→ AIM OF THE EXERCISE
Report every line of the records below that includes the string "labels".

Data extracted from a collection
◇ ◇ ◇ ◇ ◇ ◇ ◇

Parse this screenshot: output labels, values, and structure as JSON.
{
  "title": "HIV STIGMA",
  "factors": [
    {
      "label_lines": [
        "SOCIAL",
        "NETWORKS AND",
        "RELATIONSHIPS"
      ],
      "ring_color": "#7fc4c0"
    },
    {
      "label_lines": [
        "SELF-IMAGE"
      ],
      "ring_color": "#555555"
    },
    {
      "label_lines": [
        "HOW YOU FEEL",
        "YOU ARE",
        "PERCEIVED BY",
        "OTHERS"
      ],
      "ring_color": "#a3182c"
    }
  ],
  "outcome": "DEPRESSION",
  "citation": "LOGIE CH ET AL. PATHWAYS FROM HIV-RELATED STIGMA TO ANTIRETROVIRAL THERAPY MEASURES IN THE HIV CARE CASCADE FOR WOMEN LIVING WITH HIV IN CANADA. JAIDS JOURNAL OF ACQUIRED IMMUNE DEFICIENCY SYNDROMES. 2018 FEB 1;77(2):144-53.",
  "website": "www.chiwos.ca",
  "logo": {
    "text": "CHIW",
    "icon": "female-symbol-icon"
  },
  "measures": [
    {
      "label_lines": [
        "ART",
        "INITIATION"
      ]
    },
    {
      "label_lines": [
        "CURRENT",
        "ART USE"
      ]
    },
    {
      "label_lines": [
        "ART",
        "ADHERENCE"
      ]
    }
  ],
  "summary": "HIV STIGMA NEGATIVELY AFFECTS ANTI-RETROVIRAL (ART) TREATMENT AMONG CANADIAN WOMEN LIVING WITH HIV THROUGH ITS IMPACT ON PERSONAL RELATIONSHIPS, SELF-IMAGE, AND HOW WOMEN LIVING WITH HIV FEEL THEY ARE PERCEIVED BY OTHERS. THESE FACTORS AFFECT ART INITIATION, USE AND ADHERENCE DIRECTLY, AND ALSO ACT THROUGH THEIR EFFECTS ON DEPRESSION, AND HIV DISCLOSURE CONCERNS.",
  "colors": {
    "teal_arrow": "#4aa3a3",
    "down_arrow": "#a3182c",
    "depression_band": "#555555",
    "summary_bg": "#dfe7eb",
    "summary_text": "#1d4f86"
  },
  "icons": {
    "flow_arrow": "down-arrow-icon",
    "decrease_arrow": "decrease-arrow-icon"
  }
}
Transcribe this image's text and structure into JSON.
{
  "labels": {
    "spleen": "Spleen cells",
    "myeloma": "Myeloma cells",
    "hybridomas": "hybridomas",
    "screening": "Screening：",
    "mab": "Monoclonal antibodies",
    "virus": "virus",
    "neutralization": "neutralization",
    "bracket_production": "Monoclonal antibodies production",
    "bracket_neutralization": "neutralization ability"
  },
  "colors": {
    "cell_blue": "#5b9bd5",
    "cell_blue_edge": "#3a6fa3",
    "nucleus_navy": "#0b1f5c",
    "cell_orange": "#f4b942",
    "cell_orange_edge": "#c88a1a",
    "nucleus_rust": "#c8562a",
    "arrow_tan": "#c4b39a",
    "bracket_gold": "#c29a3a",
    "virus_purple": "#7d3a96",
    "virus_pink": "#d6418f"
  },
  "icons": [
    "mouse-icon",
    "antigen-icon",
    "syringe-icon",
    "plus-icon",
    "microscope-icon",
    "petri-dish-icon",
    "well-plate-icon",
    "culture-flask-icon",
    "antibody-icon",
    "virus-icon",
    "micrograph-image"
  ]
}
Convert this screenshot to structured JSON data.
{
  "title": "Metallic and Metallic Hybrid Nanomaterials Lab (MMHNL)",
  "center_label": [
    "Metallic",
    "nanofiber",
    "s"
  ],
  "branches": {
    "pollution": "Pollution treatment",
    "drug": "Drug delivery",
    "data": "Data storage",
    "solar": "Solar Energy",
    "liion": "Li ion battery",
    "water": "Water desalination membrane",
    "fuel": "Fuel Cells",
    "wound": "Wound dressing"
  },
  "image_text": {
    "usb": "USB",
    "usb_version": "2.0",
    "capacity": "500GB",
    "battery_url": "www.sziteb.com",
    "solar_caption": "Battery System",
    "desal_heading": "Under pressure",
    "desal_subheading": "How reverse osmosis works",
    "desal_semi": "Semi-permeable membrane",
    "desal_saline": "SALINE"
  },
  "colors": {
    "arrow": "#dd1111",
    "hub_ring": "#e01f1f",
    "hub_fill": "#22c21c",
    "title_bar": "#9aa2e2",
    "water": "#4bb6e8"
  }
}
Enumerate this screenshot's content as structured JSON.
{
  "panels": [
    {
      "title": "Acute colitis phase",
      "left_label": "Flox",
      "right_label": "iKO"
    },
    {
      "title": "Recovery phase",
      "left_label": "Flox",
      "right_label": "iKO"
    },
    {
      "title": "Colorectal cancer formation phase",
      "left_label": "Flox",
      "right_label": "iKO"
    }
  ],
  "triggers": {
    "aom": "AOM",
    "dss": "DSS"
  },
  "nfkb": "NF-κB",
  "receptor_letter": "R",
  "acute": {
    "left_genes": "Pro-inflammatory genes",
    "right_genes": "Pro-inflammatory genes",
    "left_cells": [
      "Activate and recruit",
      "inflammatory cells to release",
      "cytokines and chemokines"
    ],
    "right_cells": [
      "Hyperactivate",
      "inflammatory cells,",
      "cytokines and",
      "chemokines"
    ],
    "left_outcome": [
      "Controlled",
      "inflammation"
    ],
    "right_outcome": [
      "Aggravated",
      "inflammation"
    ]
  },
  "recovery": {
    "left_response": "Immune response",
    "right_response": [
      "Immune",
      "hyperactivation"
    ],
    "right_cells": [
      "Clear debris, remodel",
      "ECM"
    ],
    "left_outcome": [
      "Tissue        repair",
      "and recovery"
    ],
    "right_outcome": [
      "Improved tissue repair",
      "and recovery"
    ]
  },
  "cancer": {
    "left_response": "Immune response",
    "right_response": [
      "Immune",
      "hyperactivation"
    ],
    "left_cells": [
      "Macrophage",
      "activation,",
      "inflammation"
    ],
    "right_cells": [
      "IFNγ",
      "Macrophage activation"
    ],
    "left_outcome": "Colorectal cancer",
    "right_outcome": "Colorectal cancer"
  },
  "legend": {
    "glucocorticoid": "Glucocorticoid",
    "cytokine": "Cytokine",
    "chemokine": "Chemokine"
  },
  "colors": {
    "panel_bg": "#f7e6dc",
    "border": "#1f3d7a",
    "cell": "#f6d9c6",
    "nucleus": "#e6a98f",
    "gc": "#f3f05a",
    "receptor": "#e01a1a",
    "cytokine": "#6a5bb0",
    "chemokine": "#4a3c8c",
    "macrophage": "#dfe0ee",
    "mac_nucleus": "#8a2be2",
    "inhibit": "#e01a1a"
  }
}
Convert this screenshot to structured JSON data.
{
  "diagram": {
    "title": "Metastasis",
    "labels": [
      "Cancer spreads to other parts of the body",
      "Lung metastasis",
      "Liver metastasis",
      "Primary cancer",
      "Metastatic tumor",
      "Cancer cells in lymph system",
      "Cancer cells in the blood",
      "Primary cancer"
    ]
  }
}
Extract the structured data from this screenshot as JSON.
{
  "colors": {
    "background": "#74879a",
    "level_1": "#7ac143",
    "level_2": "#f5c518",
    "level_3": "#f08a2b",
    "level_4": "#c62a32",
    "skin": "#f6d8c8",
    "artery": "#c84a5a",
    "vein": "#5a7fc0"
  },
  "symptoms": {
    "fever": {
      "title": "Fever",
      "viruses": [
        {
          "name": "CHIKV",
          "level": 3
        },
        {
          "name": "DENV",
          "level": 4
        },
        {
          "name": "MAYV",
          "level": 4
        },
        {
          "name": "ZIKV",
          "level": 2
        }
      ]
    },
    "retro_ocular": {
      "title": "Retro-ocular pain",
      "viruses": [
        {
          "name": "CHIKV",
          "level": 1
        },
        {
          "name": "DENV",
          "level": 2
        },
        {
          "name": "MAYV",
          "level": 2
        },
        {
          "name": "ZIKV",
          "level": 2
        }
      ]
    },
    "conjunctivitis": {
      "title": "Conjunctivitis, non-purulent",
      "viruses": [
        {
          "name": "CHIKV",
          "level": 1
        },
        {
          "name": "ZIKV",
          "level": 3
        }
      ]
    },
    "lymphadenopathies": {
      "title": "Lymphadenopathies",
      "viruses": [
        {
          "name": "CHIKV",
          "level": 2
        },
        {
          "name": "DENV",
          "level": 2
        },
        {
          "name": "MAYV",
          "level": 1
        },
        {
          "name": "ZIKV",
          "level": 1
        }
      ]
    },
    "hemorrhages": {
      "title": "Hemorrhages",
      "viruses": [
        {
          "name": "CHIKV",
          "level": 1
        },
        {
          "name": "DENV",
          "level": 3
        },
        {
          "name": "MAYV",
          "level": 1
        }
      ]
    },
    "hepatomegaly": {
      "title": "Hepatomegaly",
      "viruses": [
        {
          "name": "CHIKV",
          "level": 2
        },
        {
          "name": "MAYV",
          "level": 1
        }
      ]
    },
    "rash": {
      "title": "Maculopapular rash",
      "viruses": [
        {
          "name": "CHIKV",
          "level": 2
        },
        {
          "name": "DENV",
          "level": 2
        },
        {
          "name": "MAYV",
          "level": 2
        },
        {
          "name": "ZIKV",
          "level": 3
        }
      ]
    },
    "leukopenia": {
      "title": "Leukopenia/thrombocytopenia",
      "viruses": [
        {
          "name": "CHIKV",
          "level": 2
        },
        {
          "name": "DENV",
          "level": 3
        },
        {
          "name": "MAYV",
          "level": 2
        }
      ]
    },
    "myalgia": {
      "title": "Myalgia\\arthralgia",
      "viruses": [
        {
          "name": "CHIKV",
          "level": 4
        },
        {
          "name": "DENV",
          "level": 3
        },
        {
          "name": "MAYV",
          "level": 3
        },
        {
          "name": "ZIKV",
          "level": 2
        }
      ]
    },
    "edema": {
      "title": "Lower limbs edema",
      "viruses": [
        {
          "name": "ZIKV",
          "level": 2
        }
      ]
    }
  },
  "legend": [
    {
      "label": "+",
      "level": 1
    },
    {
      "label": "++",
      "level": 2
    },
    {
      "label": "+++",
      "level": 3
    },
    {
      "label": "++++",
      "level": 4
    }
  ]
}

◇ ◇ ◇ ◇ ◇ ◇ ◇

→ ANSWER FOR THIS EXERCISE
Parse this screenshot: output labels, values, and structure as JSON.
  "labels": {
    "labels": [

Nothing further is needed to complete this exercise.